• [PERINTAH 1]: Dalam artikel tentang tuntutan kasus pemerasan PPDS Undip, siapa kuasa hukum keluarga Aulia Risma?
• [PERINTAH 2]: Tulis ulang baris-baris pada catatan, mulai dari baris yang memuat "bar: [516, 283, 519, 296]" dan berhenti setelah baris yang memuat "bar: [312, 295, 315, 408]", dengan mengganti "bar" menjadi "batang" tanpa mengubah bagian lainnya. Berikan hanya baris-baris tersebut.

• [ARTIKEL]:
__________________________________________________
PPDS Undip
Tuntutan Jaksa Terlalu Ringan di Bawah 5 Tahun, Keluarga Aulia Risma Berharap Hakim Beri Vonis Adil
Tuntutan tiga terdakwa kasus pemerasan Program Pendidikan Dokter Spesialis (PPDS) Universitas Diponegoro (Undip) diangap terlalu ringan.
Penulis: Raf | Editor: raka f pujangga
TRIBUNJATENG.COM, SEMARANG - Tuntutan tiga terdakwa kasus pemerasan Program Pendidikan Dokter Spesialis (PPDS) Universitas Diponegoro (Undip) diangap terlalu ringan bagi Keluarga dr. Aulia Risma Lestari.
Tuntutan jaksa terhadap korban yang menyebabkan kematian berada di bawah lima tahun penjara.
Belum lagi dipotong masa tahanan yang membuat para terdakwa lebih cepat keluar dari hukuman.
Baca juga: Taufik Mantan Kaprodi PPDS Undip Dituntut 3 Tahun Penjara di Sidang Kasus Tewasnya dr Aulia Risma
Tiga terdakwa tersebut adalah Taufik Eko Nugroho (TEN), eks Kaprodi PPDS Undip, Sri Maryani (SM) yang merupakan staf administrasi PPDS Undip, dan Zara Yupita Azra (ZYA) dokter senior korban.
Kuasa hukum keluarga Aulia Risma, Yulisman Alim, mengatakan tuntutan yang dibacakan jaksa terlalu ringan.
"Saya mewakili pihak keluarga atas tuntutan yang barusan disampaikan, dibacakan kami merasa kurang puas atas tuntutan itu karena menurut kami itu terlalu rendah gitu," kata Alim saat ditemui di Pengadilan Negeri Semarang, Rabu (10/9/2025).
Menurutnya, tuntutan hukuman untuk para terdakwa minimal lima tahun penjara.
Namun, jaksa membacakan tuntutan di bawah lima tahun penjara.
"Belum lagi dipotong masa tahanan," ujarnya.
Setelah mendengarkan tuntutan jaksa, tim hukum akan segera mendiskusikannya dengan pihak keluarga korban.
"Kami mohon majelis bisa memutuskan ya seadil-adilnya lah gitu," lanjut Alim.
__________________________________________________
• [Baris data]:

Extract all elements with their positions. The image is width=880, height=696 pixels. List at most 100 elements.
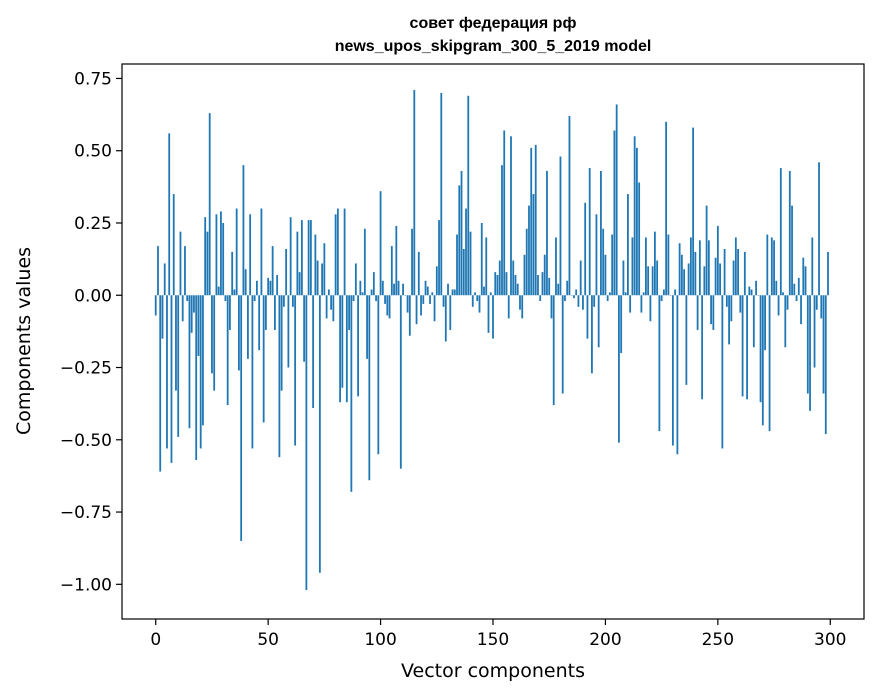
bar: [516, 283, 519, 296]
bar: [716, 225, 719, 296]
bar: [595, 214, 598, 296]
bar: [667, 234, 670, 296]
bar: [689, 237, 692, 296]
bar: [440, 92, 443, 296]
bar: [175, 295, 177, 391]
bar: [791, 205, 793, 296]
bar: [467, 95, 470, 296]
bar: [728, 295, 730, 345]
bar: [564, 295, 566, 302]
bar: [586, 295, 589, 339]
bar: [289, 217, 292, 296]
bar: [222, 222, 225, 296]
bar: [262, 295, 265, 423]
y-axis-label: Components values: [13, 247, 35, 435]
x-tick-label: 250: [702, 630, 734, 650]
bar: [336, 208, 339, 296]
bar: [696, 295, 699, 330]
bar: [723, 249, 726, 296]
bar: [573, 295, 575, 299]
y-tick-label: 0.25: [74, 214, 112, 234]
bar: [656, 260, 659, 296]
bar: [449, 295, 452, 330]
x-tick-label: 150: [477, 630, 509, 650]
bar: [444, 295, 447, 342]
bar: [528, 205, 530, 296]
bar: [451, 289, 454, 296]
bar: [316, 260, 319, 296]
bar: [199, 295, 202, 449]
bar: [265, 295, 267, 330]
bar: [568, 116, 571, 296]
bar: [278, 295, 281, 458]
bar: [424, 280, 427, 296]
bar: [584, 202, 587, 296]
bar: [804, 266, 807, 296]
bar: [561, 295, 564, 394]
bar: [413, 90, 416, 296]
bar: [827, 251, 829, 296]
bar: [532, 194, 535, 296]
bar: [415, 295, 418, 325]
bar: [195, 295, 198, 461]
bar: [325, 295, 328, 319]
bar: [541, 272, 544, 296]
bar: [768, 295, 771, 432]
bar: [242, 165, 245, 296]
bar: [822, 295, 825, 394]
bar: [438, 220, 440, 296]
bar: [795, 295, 798, 302]
bar: [379, 191, 382, 296]
bar: [550, 295, 553, 319]
bar: [503, 130, 506, 296]
bar: [312, 295, 315, 408]
y-tick-label: −0.75: [60, 503, 112, 523]
bar: [627, 194, 629, 296]
bar: [386, 295, 389, 316]
bar: [247, 295, 249, 359]
bar: [291, 295, 294, 307]
bar: [552, 295, 555, 406]
bar: [172, 194, 175, 296]
bar: [782, 292, 784, 296]
bar: [642, 292, 645, 296]
bar: [770, 237, 773, 296]
bar: [604, 254, 607, 296]
bar: [462, 249, 465, 296]
bar: [274, 295, 276, 330]
bar: [773, 240, 775, 296]
bar: [377, 295, 380, 455]
bar: [190, 295, 193, 333]
bar: [211, 295, 213, 374]
bar: [253, 295, 256, 302]
bar: [154, 295, 157, 316]
bar: [510, 136, 512, 296]
bar: [806, 295, 809, 394]
bar: [647, 266, 650, 296]
bar: [559, 156, 562, 296]
bar: [357, 295, 359, 397]
bar: [307, 220, 310, 296]
bar: [202, 295, 204, 426]
bar: [280, 295, 283, 391]
bar: [206, 231, 209, 296]
bar: [701, 295, 704, 400]
bar: [372, 272, 375, 296]
bar: [638, 182, 641, 296]
bar: [764, 295, 766, 351]
bar: [748, 286, 751, 296]
bar: [426, 286, 429, 296]
bar: [557, 283, 560, 296]
y-tick-label: 0.50: [74, 142, 112, 162]
bar: [460, 170, 463, 296]
bar: [339, 295, 341, 403]
bar: [341, 295, 344, 388]
bar: [327, 289, 330, 296]
bar: [537, 275, 539, 296]
bar: [352, 295, 355, 302]
bar: [779, 168, 782, 296]
bar: [818, 162, 820, 296]
bar: [615, 104, 618, 296]
bar: [204, 217, 207, 296]
bar: [725, 295, 728, 307]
__________________________________________________
• [JAWABAN 1]: Yulisman Alim.

• [JAWABAN 2]:
batang: [516, 283, 519, 296]
batang: [716, 225, 719, 296]
batang: [595, 214, 598, 296]
batang: [667, 234, 670, 296]
batang: [689, 237, 692, 296]
batang: [440, 92, 443, 296]
batang: [175, 295, 177, 391]
batang: [791, 205, 793, 296]
batang: [467, 95, 470, 296]
batang: [728, 295, 730, 345]
batang: [564, 295, 566, 302]
batang: [586, 295, 589, 339]
batang: [289, 217, 292, 296]
batang: [222, 222, 225, 296]
batang: [262, 295, 265, 423]
y-axis-label: Components values: [13, 247, 35, 435]
x-tick-label: 250: [702, 630, 734, 650]
batang: [336, 208, 339, 296]
batang: [696, 295, 699, 330]
batang: [723, 249, 726, 296]
batang: [573, 295, 575, 299]
y-tick-label: 0.25: [74, 214, 112, 234]
batang: [656, 260, 659, 296]
batang: [449, 295, 452, 330]
x-tick-label: 150: [477, 630, 509, 650]
batang: [444, 295, 447, 342]
batang: [528, 205, 530, 296]
batang: [451, 289, 454, 296]
batang: [316, 260, 319, 296]
batang: [199, 295, 202, 449]
batang: [265, 295, 267, 330]
batang: [568, 116, 571, 296]
batang: [278, 295, 281, 458]
batang: [424, 280, 427, 296]
batang: [584, 202, 587, 296]
batang: [804, 266, 807, 296]
batang: [561, 295, 564, 394]
batang: [413, 90, 416, 296]
batang: [827, 251, 829, 296]
batang: [532, 194, 535, 296]
batang: [415, 295, 418, 325]
batang: [195, 295, 198, 461]
batang: [325, 295, 328, 319]
batang: [541, 272, 544, 296]
batang: [768, 295, 771, 432]
batang: [242, 165, 245, 296]
batang: [822, 295, 825, 394]
batang: [438, 220, 440, 296]
batang: [795, 295, 798, 302]
batang: [379, 191, 382, 296]
batang: [550, 295, 553, 319]
batang: [503, 130, 506, 296]
batang: [312, 295, 315, 408]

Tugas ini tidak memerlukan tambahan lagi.